[START OF Data for this task]

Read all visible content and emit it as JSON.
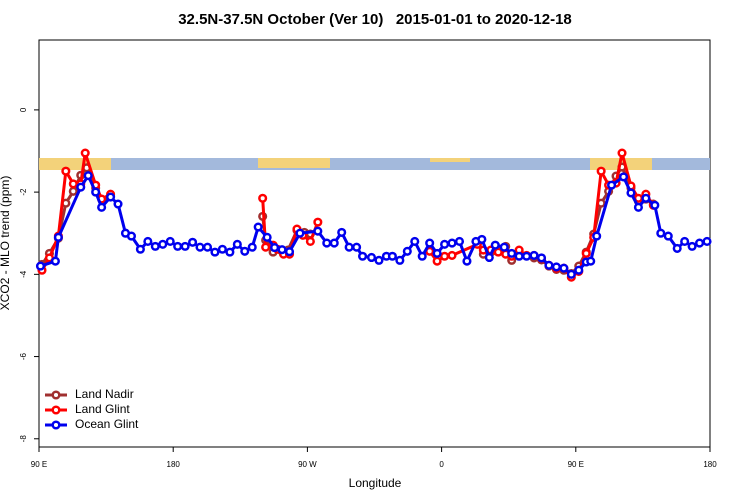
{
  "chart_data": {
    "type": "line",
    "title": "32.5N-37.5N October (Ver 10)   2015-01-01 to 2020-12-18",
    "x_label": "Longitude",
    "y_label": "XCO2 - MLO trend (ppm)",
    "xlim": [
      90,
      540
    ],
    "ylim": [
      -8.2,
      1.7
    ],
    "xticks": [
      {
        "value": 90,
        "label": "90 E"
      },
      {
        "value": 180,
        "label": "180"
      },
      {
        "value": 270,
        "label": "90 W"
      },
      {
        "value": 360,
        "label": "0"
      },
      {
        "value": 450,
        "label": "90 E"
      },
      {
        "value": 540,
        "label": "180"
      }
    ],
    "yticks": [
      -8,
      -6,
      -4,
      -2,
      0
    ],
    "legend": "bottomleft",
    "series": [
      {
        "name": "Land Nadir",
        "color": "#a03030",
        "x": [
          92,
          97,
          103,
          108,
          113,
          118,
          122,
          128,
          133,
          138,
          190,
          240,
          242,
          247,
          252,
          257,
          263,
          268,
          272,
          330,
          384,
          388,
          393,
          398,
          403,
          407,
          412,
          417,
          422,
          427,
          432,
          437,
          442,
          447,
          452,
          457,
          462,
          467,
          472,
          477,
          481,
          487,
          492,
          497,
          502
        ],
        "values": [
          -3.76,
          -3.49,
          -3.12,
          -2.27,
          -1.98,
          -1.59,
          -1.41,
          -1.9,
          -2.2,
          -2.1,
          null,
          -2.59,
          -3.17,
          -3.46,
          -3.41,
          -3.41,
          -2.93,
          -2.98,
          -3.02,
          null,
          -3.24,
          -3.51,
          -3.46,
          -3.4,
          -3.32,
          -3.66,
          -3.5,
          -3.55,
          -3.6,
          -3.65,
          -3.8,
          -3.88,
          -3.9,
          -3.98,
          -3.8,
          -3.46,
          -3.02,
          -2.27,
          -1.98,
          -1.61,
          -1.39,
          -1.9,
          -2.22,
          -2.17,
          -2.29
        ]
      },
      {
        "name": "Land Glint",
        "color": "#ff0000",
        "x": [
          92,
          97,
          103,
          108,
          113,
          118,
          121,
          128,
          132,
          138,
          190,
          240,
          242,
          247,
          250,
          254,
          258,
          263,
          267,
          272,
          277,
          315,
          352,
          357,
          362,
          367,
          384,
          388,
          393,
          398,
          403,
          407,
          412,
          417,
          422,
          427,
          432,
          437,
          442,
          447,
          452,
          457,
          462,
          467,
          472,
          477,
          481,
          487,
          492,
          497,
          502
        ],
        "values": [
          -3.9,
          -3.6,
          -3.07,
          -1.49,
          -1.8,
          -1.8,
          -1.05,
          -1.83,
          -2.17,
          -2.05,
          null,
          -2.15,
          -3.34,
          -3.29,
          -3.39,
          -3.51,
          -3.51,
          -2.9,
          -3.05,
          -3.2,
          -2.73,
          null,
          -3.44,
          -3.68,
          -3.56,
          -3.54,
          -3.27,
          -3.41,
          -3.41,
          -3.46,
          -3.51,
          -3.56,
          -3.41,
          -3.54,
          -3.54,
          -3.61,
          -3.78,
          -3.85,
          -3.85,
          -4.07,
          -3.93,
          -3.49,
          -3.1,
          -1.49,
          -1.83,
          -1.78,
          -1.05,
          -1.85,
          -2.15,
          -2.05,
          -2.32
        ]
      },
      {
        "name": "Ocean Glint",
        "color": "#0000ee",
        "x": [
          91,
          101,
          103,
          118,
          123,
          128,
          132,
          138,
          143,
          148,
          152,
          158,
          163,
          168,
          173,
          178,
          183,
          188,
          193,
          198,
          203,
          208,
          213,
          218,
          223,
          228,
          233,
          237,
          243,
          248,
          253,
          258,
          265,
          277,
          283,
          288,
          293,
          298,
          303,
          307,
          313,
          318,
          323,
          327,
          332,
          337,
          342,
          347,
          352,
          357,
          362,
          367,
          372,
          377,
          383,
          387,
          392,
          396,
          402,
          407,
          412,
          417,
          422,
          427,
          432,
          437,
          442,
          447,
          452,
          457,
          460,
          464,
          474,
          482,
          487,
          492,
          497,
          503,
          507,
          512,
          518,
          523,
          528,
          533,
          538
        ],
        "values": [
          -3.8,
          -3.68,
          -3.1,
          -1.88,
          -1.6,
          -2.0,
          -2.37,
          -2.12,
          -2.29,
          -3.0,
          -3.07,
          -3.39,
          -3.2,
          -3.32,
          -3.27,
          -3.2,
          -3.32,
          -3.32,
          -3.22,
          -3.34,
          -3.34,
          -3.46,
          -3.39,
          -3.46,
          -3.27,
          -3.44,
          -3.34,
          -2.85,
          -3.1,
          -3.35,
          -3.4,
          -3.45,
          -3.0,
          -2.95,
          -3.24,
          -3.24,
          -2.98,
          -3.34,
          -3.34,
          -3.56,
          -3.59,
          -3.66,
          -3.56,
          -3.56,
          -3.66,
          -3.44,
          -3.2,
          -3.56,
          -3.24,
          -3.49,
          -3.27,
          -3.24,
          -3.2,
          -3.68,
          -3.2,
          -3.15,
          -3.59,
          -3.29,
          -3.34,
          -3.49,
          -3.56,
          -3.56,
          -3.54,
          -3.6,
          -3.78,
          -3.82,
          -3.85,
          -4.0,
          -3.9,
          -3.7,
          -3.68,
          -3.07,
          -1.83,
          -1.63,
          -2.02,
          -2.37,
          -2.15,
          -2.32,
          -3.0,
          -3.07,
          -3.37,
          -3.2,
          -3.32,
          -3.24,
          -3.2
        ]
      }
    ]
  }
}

[END OF Data for this task]

### Given exercise
Copy the records above exactly, leaving out every picture.

### Solution to this task
Read all visible content and emit it as JSON.
{
  "chart_data": {
    "type": "line",
    "title": "32.5N-37.5N October (Ver 10)   2015-01-01 to 2020-12-18",
    "x_label": "Longitude",
    "y_label": "XCO2 - MLO trend (ppm)",
    "xlim": [
      90,
      540
    ],
    "ylim": [
      -8.2,
      1.7
    ],
    "xticks": [
      {
        "value": 90,
        "label": "90 E"
      },
      {
        "value": 180,
        "label": "180"
      },
      {
        "value": 270,
        "label": "90 W"
      },
      {
        "value": 360,
        "label": "0"
      },
      {
        "value": 450,
        "label": "90 E"
      },
      {
        "value": 540,
        "label": "180"
      }
    ],
    "yticks": [
      -8,
      -6,
      -4,
      -2,
      0
    ],
    "legend": "bottomleft",
    "series": [
      {
        "name": "Land Nadir",
        "color": "#a03030",
        "x": [
          92,
          97,
          103,
          108,
          113,
          118,
          122,
          128,
          133,
          138,
          190,
          240,
          242,
          247,
          252,
          257,
          263,
          268,
          272,
          330,
          384,
          388,
          393,
          398,
          403,
          407,
          412,
          417,
          422,
          427,
          432,
          437,
          442,
          447,
          452,
          457,
          462,
          467,
          472,
          477,
          481,
          487,
          492,
          497,
          502
        ],
        "values": [
          -3.76,
          -3.49,
          -3.12,
          -2.27,
          -1.98,
          -1.59,
          -1.41,
          -1.9,
          -2.2,
          -2.1,
          null,
          -2.59,
          -3.17,
          -3.46,
          -3.41,
          -3.41,
          -2.93,
          -2.98,
          -3.02,
          null,
          -3.24,
          -3.51,
          -3.46,
          -3.4,
          -3.32,
          -3.66,
          -3.5,
          -3.55,
          -3.6,
          -3.65,
          -3.8,
          -3.88,
          -3.9,
          -3.98,
          -3.8,
          -3.46,
          -3.02,
          -2.27,
          -1.98,
          -1.61,
          -1.39,
          -1.9,
          -2.22,
          -2.17,
          -2.29
        ]
      },
      {
        "name": "Land Glint",
        "color": "#ff0000",
        "x": [
          92,
          97,
          103,
          108,
          113,
          118,
          121,
          128,
          132,
          138,
          190,
          240,
          242,
          247,
          250,
          254,
          258,
          263,
          267,
          272,
          277,
          315,
          352,
          357,
          362,
          367,
          384,
          388,
          393,
          398,
          403,
          407,
          412,
          417,
          422,
          427,
          432,
          437,
          442,
          447,
          452,
          457,
          462,
          467,
          472,
          477,
          481,
          487,
          492,
          497,
          502
        ],
        "values": [
          -3.9,
          -3.6,
          -3.07,
          -1.49,
          -1.8,
          -1.8,
          -1.05,
          -1.83,
          -2.17,
          -2.05,
          null,
          -2.15,
          -3.34,
          -3.29,
          -3.39,
          -3.51,
          -3.51,
          -2.9,
          -3.05,
          -3.2,
          -2.73,
          null,
          -3.44,
          -3.68,
          -3.56,
          -3.54,
          -3.27,
          -3.41,
          -3.41,
          -3.46,
          -3.51,
          -3.56,
          -3.41,
          -3.54,
          -3.54,
          -3.61,
          -3.78,
          -3.85,
          -3.85,
          -4.07,
          -3.93,
          -3.49,
          -3.1,
          -1.49,
          -1.83,
          -1.78,
          -1.05,
          -1.85,
          -2.15,
          -2.05,
          -2.32
        ]
      },
      {
        "name": "Ocean Glint",
        "color": "#0000ee",
        "x": [
          91,
          101,
          103,
          118,
          123,
          128,
          132,
          138,
          143,
          148,
          152,
          158,
          163,
          168,
          173,
          178,
          183,
          188,
          193,
          198,
          203,
          208,
          213,
          218,
          223,
          228,
          233,
          237,
          243,
          248,
          253,
          258,
          265,
          277,
          283,
          288,
          293,
          298,
          303,
          307,
          313,
          318,
          323,
          327,
          332,
          337,
          342,
          347,
          352,
          357,
          362,
          367,
          372,
          377,
          383,
          387,
          392,
          396,
          402,
          407,
          412,
          417,
          422,
          427,
          432,
          437,
          442,
          447,
          452,
          457,
          460,
          464,
          474,
          482,
          487,
          492,
          497,
          503,
          507,
          512,
          518,
          523,
          528,
          533,
          538
        ],
        "values": [
          -3.8,
          -3.68,
          -3.1,
          -1.88,
          -1.6,
          -2.0,
          -2.37,
          -2.12,
          -2.29,
          -3.0,
          -3.07,
          -3.39,
          -3.2,
          -3.32,
          -3.27,
          -3.2,
          -3.32,
          -3.32,
          -3.22,
          -3.34,
          -3.34,
          -3.46,
          -3.39,
          -3.46,
          -3.27,
          -3.44,
          -3.34,
          -2.85,
          -3.1,
          -3.35,
          -3.4,
          -3.45,
          -3.0,
          -2.95,
          -3.24,
          -3.24,
          -2.98,
          -3.34,
          -3.34,
          -3.56,
          -3.59,
          -3.66,
          -3.56,
          -3.56,
          -3.66,
          -3.44,
          -3.2,
          -3.56,
          -3.24,
          -3.49,
          -3.27,
          -3.24,
          -3.2,
          -3.68,
          -3.2,
          -3.15,
          -3.59,
          -3.29,
          -3.34,
          -3.49,
          -3.56,
          -3.56,
          -3.54,
          -3.6,
          -3.78,
          -3.82,
          -3.85,
          -4.0,
          -3.9,
          -3.7,
          -3.68,
          -3.07,
          -1.83,
          -1.63,
          -2.02,
          -2.37,
          -2.15,
          -2.32,
          -3.0,
          -3.07,
          -3.37,
          -3.2,
          -3.32,
          -3.24,
          -3.2
        ]
      }
    ]
  }
}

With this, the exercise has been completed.